Records provided »

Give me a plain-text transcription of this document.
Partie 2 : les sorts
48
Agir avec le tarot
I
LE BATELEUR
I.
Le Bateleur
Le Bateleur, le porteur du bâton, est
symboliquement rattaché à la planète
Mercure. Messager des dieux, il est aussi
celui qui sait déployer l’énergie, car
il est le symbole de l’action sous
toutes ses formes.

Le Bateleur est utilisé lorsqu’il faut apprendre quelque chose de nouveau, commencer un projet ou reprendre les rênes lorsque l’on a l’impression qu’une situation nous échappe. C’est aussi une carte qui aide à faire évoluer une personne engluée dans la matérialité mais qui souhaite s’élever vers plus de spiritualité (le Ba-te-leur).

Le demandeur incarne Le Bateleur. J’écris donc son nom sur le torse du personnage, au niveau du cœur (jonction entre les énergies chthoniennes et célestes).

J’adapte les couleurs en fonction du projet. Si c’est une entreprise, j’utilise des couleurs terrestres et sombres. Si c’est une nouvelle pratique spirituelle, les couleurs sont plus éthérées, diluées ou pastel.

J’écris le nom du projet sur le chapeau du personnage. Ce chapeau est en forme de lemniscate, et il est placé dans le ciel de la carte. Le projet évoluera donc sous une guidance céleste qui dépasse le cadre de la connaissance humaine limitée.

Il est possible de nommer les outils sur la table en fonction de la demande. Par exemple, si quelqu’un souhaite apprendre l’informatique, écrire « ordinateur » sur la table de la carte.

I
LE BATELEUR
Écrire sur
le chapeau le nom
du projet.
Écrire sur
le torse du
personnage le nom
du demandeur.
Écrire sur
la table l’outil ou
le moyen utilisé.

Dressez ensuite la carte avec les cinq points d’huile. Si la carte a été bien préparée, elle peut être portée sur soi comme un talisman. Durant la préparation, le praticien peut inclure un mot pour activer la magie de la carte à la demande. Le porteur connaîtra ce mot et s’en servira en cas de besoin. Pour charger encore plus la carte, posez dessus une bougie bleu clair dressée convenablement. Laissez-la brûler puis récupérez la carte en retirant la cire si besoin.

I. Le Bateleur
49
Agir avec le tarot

==

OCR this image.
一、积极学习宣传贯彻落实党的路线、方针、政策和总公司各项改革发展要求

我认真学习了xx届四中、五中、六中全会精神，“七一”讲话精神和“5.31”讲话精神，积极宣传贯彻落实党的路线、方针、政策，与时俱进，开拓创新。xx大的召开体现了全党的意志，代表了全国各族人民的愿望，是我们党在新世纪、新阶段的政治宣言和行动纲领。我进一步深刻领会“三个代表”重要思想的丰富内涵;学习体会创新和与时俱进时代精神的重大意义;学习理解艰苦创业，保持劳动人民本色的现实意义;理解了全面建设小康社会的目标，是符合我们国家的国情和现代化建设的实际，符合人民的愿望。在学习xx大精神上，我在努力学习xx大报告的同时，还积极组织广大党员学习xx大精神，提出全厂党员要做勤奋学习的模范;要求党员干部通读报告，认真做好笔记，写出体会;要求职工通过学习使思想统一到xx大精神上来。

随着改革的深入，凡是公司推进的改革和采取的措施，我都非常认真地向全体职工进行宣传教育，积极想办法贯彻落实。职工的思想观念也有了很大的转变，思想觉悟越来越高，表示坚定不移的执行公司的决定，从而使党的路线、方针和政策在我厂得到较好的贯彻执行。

...

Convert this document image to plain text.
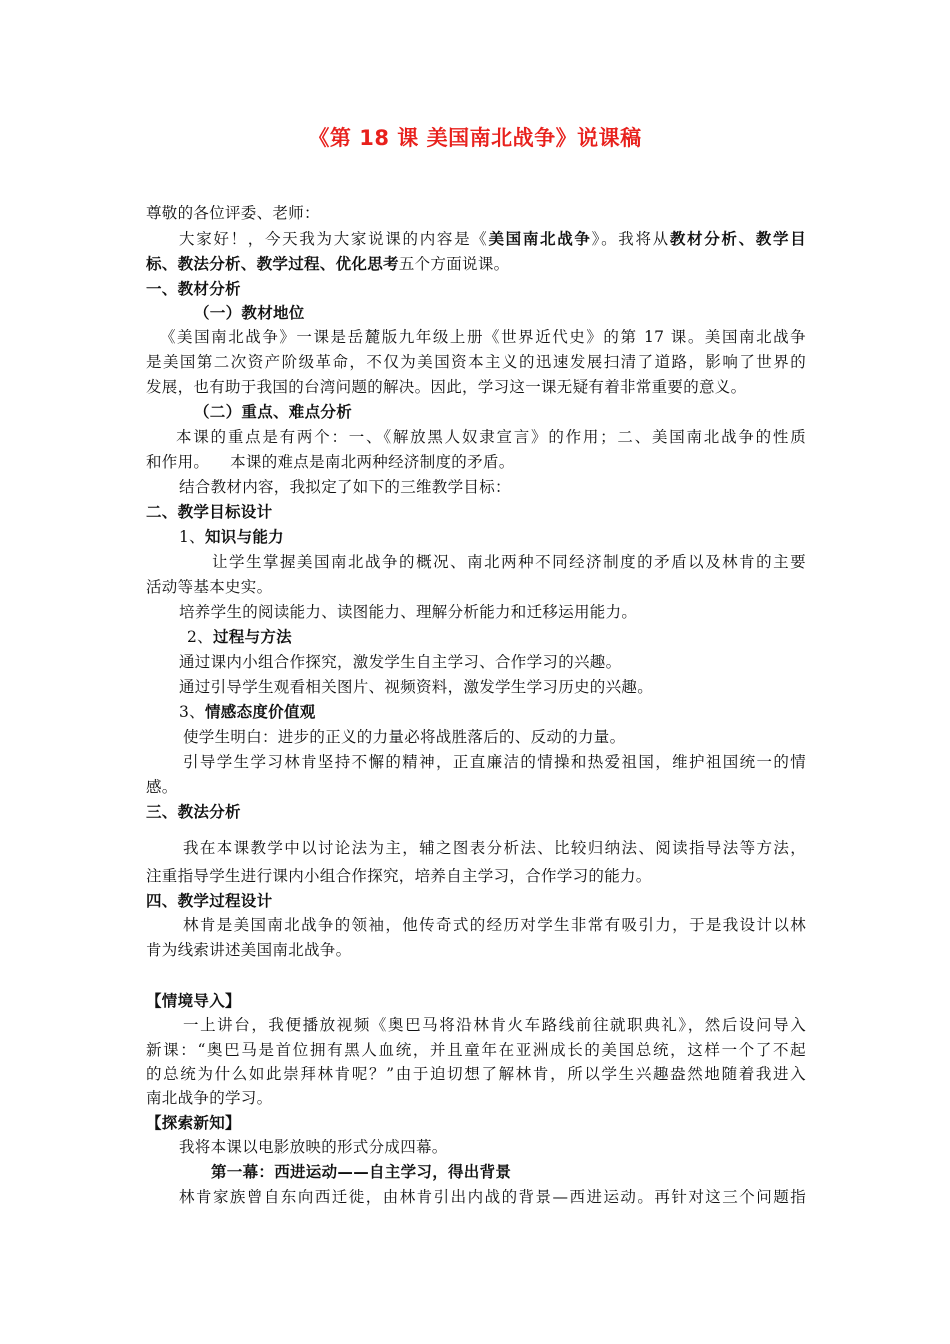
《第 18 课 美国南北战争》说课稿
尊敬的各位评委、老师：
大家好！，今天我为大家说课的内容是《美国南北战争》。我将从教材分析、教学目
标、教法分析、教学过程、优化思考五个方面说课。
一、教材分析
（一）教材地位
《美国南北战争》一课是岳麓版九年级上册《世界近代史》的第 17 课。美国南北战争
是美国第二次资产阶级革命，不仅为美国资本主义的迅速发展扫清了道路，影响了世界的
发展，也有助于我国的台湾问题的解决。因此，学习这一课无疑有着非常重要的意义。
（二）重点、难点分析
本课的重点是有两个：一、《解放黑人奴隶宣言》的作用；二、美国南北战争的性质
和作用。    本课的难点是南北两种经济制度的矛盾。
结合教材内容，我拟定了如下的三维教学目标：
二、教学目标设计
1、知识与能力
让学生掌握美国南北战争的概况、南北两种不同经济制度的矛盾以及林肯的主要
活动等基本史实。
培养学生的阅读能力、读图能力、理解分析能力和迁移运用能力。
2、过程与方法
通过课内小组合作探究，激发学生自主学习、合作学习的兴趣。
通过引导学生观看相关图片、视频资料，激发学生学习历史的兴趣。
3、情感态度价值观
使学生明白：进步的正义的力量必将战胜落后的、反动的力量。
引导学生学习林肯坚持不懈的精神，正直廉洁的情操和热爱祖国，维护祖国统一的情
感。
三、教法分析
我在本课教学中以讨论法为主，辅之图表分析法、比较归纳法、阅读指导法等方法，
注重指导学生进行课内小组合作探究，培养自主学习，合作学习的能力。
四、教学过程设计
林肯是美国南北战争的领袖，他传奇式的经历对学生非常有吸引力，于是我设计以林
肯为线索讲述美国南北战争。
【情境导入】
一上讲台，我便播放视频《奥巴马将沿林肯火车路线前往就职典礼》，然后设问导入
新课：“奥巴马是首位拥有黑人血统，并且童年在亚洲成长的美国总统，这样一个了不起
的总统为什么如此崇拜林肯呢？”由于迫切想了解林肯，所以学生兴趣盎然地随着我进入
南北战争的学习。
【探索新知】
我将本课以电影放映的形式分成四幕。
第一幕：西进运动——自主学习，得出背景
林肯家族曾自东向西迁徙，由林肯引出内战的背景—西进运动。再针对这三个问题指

What the task asks » Pull out every line in the data above that has the word "dans".

Finished answer »
Le Bateleur est utilisé lorsqu’il faut apprendre quelque chose de nouveau, commencer un projet ou reprendre les rênes lorsque l’on a l’impression qu’une situation nous échappe. C’est aussi une carte qui aide à faire évoluer une personne engluée dans la matérialité mais qui souhaite s’élever vers plus de spiritualité (le Ba-te-leur).
J’écris le nom du projet sur le chapeau du personnage. Ce chapeau est en forme de lemniscate, et il est placé dans le ciel de la carte. Le projet évoluera donc sous une guidance céleste qui dépasse le cadre de la connaissance humaine limitée.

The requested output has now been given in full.